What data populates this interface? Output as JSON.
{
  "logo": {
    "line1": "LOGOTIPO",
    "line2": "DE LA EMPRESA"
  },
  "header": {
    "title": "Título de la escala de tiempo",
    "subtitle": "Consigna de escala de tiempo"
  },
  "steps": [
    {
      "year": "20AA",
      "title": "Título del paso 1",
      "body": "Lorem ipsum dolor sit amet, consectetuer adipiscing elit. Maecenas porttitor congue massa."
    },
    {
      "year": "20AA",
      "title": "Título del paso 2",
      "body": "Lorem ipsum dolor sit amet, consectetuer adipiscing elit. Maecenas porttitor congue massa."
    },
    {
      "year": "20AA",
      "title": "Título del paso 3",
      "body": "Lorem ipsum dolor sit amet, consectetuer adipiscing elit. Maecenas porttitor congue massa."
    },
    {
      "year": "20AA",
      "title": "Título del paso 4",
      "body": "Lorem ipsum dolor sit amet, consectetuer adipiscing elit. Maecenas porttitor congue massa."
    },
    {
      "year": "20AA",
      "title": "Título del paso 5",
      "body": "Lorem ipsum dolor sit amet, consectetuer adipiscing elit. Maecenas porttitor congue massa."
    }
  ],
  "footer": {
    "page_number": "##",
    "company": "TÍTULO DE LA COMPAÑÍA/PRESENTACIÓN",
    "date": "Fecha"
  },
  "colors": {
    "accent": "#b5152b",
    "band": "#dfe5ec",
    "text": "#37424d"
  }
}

══════

◆ **WHAT IS EXPECTED**: Every entry must be quoted exactly as it appears above.

◆ **SOLUTION**:
What data populates this interface? Output as JSON.
{
  "logo": {
    "line1": "LOGOTIPO",
    "line2": "DE LA EMPRESA"
  },
  "header": {
    "title": "Título de la escala de tiempo",
    "subtitle": "Consigna de escala de tiempo"
  },
  "steps": [
    {
      "year": "20AA",
      "title": "Título del paso 1",
      "body": "Lorem ipsum dolor sit amet, consectetuer adipiscing elit. Maecenas porttitor congue massa."
    },
    {
      "year": "20AA",
      "title": "Título del paso 2",
      "body": "Lorem ipsum dolor sit amet, consectetuer adipiscing elit. Maecenas porttitor congue massa."
    },
    {
      "year": "20AA",
      "title": "Título del paso 3",
      "body": "Lorem ipsum dolor sit amet, consectetuer adipiscing elit. Maecenas porttitor congue massa."
    },
    {
      "year": "20AA",
      "title": "Título del paso 4",
      "body": "Lorem ipsum dolor sit amet, consectetuer adipiscing elit. Maecenas porttitor congue massa."
    },
    {
      "year": "20AA",
      "title": "Título del paso 5",
      "body": "Lorem ipsum dolor sit amet, consectetuer adipiscing elit. Maecenas porttitor congue massa."
    }
  ],
  "footer": {
    "page_number": "##",
    "company": "TÍTULO DE LA COMPAÑÍA/PRESENTACIÓN",
    "date": "Fecha"
  },
  "colors": {
    "accent": "#b5152b",
    "band": "#dfe5ec",
    "text": "#37424d"
  }
}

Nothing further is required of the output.